◆ TO BE DONE ◆
Gather every line from the entries below that includes "desc".

◆ MATERIAL FOR THE TASK ◆
_____

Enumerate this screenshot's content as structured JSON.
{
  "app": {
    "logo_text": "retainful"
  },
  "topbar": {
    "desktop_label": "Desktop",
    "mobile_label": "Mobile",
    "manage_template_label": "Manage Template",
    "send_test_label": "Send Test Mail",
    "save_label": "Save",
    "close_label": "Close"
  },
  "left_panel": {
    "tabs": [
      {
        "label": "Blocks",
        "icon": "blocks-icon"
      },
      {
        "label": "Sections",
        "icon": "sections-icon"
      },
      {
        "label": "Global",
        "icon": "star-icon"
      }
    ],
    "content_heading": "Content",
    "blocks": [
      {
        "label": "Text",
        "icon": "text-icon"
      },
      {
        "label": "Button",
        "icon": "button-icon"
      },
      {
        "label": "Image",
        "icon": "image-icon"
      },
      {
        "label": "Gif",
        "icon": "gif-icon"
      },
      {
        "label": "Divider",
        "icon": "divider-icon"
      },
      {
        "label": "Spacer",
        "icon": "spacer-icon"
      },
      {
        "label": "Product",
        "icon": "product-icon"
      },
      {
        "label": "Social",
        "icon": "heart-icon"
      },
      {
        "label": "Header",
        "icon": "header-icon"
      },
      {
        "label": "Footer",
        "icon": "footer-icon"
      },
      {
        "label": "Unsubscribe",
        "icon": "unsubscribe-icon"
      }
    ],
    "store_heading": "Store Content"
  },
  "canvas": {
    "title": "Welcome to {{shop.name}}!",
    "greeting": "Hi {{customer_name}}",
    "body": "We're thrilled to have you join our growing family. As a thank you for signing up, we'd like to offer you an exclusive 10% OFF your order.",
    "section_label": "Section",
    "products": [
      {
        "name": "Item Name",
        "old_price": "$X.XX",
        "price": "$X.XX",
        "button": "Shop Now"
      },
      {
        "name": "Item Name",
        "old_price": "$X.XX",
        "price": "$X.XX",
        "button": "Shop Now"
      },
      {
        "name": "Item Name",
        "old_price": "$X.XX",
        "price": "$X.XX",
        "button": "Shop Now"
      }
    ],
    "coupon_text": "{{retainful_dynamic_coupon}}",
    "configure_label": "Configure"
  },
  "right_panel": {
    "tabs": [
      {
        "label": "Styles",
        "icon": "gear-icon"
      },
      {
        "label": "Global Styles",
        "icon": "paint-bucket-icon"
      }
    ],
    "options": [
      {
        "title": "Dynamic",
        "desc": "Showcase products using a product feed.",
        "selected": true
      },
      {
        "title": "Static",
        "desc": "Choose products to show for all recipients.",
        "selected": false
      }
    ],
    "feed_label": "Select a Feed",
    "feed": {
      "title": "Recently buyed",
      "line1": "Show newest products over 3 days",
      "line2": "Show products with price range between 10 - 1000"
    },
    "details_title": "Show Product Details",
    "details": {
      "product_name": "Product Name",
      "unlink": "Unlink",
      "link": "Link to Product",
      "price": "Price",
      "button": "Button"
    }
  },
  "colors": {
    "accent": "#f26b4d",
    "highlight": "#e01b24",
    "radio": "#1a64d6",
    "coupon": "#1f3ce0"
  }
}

_____

◆ ANSWER TO THE EXERCISE ◆
        "desc": "Showcase products using a product feed.",
        "desc": "Choose products to show for all recipients.",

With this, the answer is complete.